◆ WORK REQUIRED: Each line below is to be written out in full, exactly as shown.

◆ RECORDS SUPPLIED:
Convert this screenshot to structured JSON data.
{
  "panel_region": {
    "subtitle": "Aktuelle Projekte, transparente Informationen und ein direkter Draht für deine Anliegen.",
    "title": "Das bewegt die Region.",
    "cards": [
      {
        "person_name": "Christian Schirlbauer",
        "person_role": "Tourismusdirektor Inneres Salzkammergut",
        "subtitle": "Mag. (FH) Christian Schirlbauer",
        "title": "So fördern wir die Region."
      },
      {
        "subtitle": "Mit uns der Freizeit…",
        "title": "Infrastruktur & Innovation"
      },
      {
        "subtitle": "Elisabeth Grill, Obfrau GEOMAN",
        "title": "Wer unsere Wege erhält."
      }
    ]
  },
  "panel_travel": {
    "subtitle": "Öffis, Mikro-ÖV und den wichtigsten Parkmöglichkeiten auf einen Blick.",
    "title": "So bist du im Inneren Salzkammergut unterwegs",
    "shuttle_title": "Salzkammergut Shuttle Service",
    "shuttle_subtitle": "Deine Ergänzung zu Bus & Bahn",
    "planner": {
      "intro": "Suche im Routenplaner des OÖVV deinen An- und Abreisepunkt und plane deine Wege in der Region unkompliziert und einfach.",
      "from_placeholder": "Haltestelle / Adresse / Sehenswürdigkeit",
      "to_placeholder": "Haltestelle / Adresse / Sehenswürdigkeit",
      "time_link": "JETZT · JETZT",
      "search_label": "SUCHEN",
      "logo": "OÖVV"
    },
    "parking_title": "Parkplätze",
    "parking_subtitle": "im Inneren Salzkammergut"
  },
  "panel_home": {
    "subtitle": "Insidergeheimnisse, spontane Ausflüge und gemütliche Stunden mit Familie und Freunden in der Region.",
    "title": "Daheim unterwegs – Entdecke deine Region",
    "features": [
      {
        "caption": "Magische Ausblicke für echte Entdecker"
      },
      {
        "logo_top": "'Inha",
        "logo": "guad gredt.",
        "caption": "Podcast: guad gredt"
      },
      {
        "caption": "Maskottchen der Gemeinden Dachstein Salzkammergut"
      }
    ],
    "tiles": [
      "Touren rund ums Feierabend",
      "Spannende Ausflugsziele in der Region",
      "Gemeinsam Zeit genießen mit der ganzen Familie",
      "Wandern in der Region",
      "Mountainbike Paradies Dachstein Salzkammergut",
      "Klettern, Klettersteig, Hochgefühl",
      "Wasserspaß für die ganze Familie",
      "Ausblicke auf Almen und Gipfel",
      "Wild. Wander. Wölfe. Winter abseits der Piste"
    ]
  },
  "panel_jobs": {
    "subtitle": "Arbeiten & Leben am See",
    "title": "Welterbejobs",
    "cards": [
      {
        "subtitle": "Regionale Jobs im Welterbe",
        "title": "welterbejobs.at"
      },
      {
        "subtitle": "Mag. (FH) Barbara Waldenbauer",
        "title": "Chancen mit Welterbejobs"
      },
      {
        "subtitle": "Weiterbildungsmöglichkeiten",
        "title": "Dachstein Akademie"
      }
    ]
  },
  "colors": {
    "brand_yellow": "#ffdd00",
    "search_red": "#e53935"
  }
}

◆ RESPONSE FOR THIS EXERCISE:
Convert this screenshot to structured JSON data.
{
  "panel_region": {
    "subtitle": "Aktuelle Projekte, transparente Informationen und ein direkter Draht für deine Anliegen.",
    "title": "Das bewegt die Region.",
    "cards": [
      {
        "person_name": "Christian Schirlbauer",
        "person_role": "Tourismusdirektor Inneres Salzkammergut",
        "subtitle": "Mag. (FH) Christian Schirlbauer",
        "title": "So fördern wir die Region."
      },
      {
        "subtitle": "Mit uns der Freizeit…",
        "title": "Infrastruktur & Innovation"
      },
      {
        "subtitle": "Elisabeth Grill, Obfrau GEOMAN",
        "title": "Wer unsere Wege erhält."
      }
    ]
  },
  "panel_travel": {
    "subtitle": "Öffis, Mikro-ÖV und den wichtigsten Parkmöglichkeiten auf einen Blick.",
    "title": "So bist du im Inneren Salzkammergut unterwegs",
    "shuttle_title": "Salzkammergut Shuttle Service",
    "shuttle_subtitle": "Deine Ergänzung zu Bus & Bahn",
    "planner": {
      "intro": "Suche im Routenplaner des OÖVV deinen An- und Abreisepunkt und plane deine Wege in der Region unkompliziert und einfach.",
      "from_placeholder": "Haltestelle / Adresse / Sehenswürdigkeit",
      "to_placeholder": "Haltestelle / Adresse / Sehenswürdigkeit",
      "time_link": "JETZT · JETZT",
      "search_label": "SUCHEN",
      "logo": "OÖVV"
    },
    "parking_title": "Parkplätze",
    "parking_subtitle": "im Inneren Salzkammergut"
  },
  "panel_home": {
    "subtitle": "Insidergeheimnisse, spontane Ausflüge und gemütliche Stunden mit Familie und Freunden in der Region.",
    "title": "Daheim unterwegs – Entdecke deine Region",
    "features": [
      {
        "caption": "Magische Ausblicke für echte Entdecker"
      },
      {
        "logo_top": "'Inha",
        "logo": "guad gredt.",
        "caption": "Podcast: guad gredt"
      },
      {
        "caption": "Maskottchen der Gemeinden Dachstein Salzkammergut"
      }
    ],
    "tiles": [
      "Touren rund ums Feierabend",
      "Spannende Ausflugsziele in der Region",
      "Gemeinsam Zeit genießen mit der ganzen Familie",
      "Wandern in der Region",
      "Mountainbike Paradies Dachstein Salzkammergut",
      "Klettern, Klettersteig, Hochgefühl",
      "Wasserspaß für die ganze Familie",
      "Ausblicke auf Almen und Gipfel",
      "Wild. Wander. Wölfe. Winter abseits der Piste"
    ]
  },
  "panel_jobs": {
    "subtitle": "Arbeiten & Leben am See",
    "title": "Welterbejobs",
    "cards": [
      {
        "subtitle": "Regionale Jobs im Welterbe",
        "title": "welterbejobs.at"
      },
      {
        "subtitle": "Mag. (FH) Barbara Waldenbauer",
        "title": "Chancen mit Welterbejobs"
      },
      {
        "subtitle": "Weiterbildungsmöglichkeiten",
        "title": "Dachstein Akademie"
      }
    ]
  },
  "colors": {
    "brand_yellow": "#ffdd00",
    "search_red": "#e53935"
  }
}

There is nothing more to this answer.